--- Work to be completed ---
Every record here should be printed again exactly.

***

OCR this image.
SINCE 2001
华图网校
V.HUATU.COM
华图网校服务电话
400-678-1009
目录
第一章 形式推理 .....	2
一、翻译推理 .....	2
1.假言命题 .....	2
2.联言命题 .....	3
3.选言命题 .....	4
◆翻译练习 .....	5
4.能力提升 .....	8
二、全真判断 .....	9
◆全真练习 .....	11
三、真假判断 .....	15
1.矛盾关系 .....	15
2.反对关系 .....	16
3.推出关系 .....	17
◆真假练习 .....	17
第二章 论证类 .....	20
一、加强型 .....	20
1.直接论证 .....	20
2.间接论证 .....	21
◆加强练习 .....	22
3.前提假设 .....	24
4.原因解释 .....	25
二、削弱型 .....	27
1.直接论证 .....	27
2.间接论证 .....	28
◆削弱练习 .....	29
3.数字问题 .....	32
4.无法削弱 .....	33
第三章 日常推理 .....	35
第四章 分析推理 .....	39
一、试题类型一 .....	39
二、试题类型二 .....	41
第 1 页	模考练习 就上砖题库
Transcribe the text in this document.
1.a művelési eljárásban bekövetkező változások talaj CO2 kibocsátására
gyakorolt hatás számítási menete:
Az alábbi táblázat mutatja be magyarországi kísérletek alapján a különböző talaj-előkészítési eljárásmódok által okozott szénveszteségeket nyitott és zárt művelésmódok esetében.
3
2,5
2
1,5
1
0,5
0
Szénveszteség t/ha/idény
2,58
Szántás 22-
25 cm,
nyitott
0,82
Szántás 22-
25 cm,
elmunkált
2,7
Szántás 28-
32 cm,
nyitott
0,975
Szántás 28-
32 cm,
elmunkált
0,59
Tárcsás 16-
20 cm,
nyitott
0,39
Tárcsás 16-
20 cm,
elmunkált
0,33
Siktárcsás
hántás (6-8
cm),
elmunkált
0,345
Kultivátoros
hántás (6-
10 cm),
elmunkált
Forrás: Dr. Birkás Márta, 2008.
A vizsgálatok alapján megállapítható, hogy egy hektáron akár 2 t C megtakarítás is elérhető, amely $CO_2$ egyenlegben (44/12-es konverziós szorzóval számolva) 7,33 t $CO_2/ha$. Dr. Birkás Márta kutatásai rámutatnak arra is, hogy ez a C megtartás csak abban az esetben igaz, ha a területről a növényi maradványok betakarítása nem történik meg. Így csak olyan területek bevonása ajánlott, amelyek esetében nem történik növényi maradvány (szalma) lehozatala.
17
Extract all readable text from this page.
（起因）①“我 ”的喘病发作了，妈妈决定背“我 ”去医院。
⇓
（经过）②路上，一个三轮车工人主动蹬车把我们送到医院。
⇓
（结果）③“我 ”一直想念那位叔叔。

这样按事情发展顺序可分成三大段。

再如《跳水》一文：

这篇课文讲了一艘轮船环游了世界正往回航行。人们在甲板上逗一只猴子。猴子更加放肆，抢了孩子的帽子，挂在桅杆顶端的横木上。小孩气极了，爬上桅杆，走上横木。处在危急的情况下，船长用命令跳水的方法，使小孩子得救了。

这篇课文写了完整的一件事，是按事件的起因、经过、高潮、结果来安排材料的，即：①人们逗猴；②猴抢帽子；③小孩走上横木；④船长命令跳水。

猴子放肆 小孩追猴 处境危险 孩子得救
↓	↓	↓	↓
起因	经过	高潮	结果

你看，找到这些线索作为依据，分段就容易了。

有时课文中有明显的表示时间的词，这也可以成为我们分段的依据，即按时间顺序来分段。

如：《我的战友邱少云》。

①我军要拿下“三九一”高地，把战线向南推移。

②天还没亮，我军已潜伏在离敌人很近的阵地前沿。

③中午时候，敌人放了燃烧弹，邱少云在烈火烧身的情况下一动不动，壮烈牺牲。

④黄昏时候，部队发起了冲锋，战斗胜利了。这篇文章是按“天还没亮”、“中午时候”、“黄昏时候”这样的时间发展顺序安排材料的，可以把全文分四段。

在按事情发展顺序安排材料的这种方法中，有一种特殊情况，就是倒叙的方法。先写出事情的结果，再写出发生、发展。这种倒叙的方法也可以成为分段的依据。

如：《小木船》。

***

--- Response to this exercise ---
OCR this image.
SINCE 2001
华图网校
V.HUATU.COM
华图网校服务电话
400-678-1009
目录
第一章 形式推理 .....	2
一、翻译推理 .....	2
1.假言命题 .....	2
2.联言命题 .....	3
3.选言命题 .....	4
◆翻译练习 .....	5
4.能力提升 .....	8
二、全真判断 .....	9
◆全真练习 .....	11
三、真假判断 .....	15
1.矛盾关系 .....	15
2.反对关系 .....	16
3.推出关系 .....	17
◆真假练习 .....	17
第二章 论证类 .....	20
一、加强型 .....	20
1.直接论证 .....	20
2.间接论证 .....	21
◆加强练习 .....	22
3.前提假设 .....	24
4.原因解释 .....	25
二、削弱型 .....	27
1.直接论证 .....	27
2.间接论证 .....	28
◆削弱练习 .....	29
3.数字问题 .....	32
4.无法削弱 .....	33
第三章 日常推理 .....	35
第四章 分析推理 .....	39
一、试题类型一 .....	39
二、试题类型二 .....	41
第 1 页	模考练习 就上砖题库
Transcribe the text in this document.
1.a művelési eljárásban bekövetkező változások talaj CO2 kibocsátására
gyakorolt hatás számítási menete:
Az alábbi táblázat mutatja be magyarországi kísérletek alapján a különböző talaj-előkészítési eljárásmódok által okozott szénveszteségeket nyitott és zárt művelésmódok esetében.
3
2,5
2
1,5
1
0,5
0
Szénveszteség t/ha/idény
2,58
Szántás 22-
25 cm,
nyitott
0,82
Szántás 22-
25 cm,
elmunkált
2,7
Szántás 28-
32 cm,
nyitott
0,975
Szántás 28-
32 cm,
elmunkált
0,59
Tárcsás 16-
20 cm,
nyitott
0,39
Tárcsás 16-
20 cm,
elmunkált
0,33
Siktárcsás
hántás (6-8
cm),
elmunkált
0,345
Kultivátoros
hántás (6-
10 cm),
elmunkált
Forrás: Dr. Birkás Márta, 2008.
A vizsgálatok alapján megállapítható, hogy egy hektáron akár 2 t C megtakarítás is elérhető, amely $CO_2$ egyenlegben (44/12-es konverziós szorzóval számolva) 7,33 t $CO_2/ha$. Dr. Birkás Márta kutatásai rámutatnak arra is, hogy ez a C megtartás csak abban az esetben igaz, ha a területről a növényi maradványok betakarítása nem történik meg. Így csak olyan területek bevonása ajánlott, amelyek esetében nem történik növényi maradvány (szalma) lehozatala.
17
Extract all readable text from this page.
（起因）①“我 ”的喘病发作了，妈妈决定背“我 ”去医院。
⇓
（经过）②路上，一个三轮车工人主动蹬车把我们送到医院。
⇓
（结果）③“我 ”一直想念那位叔叔。

这样按事情发展顺序可分成三大段。

再如《跳水》一文：

这篇课文讲了一艘轮船环游了世界正往回航行。人们在甲板上逗一只猴子。猴子更加放肆，抢了孩子的帽子，挂在桅杆顶端的横木上。小孩气极了，爬上桅杆，走上横木。处在危急的情况下，船长用命令跳水的方法，使小孩子得救了。

这篇课文写了完整的一件事，是按事件的起因、经过、高潮、结果来安排材料的，即：①人们逗猴；②猴抢帽子；③小孩走上横木；④船长命令跳水。

猴子放肆 小孩追猴 处境危险 孩子得救
↓	↓	↓	↓
起因	经过	高潮	结果

你看，找到这些线索作为依据，分段就容易了。

有时课文中有明显的表示时间的词，这也可以成为我们分段的依据，即按时间顺序来分段。

如：《我的战友邱少云》。

①我军要拿下“三九一”高地，把战线向南推移。

②天还没亮，我军已潜伏在离敌人很近的阵地前沿。

③中午时候，敌人放了燃烧弹，邱少云在烈火烧身的情况下一动不动，壮烈牺牲。

④黄昏时候，部队发起了冲锋，战斗胜利了。这篇文章是按“天还没亮”、“中午时候”、“黄昏时候”这样的时间发展顺序安排材料的，可以把全文分四段。

在按事情发展顺序安排材料的这种方法中，有一种特殊情况，就是倒叙的方法。先写出事情的结果，再写出发生、发展。这种倒叙的方法也可以成为分段的依据。

如：《小木船》。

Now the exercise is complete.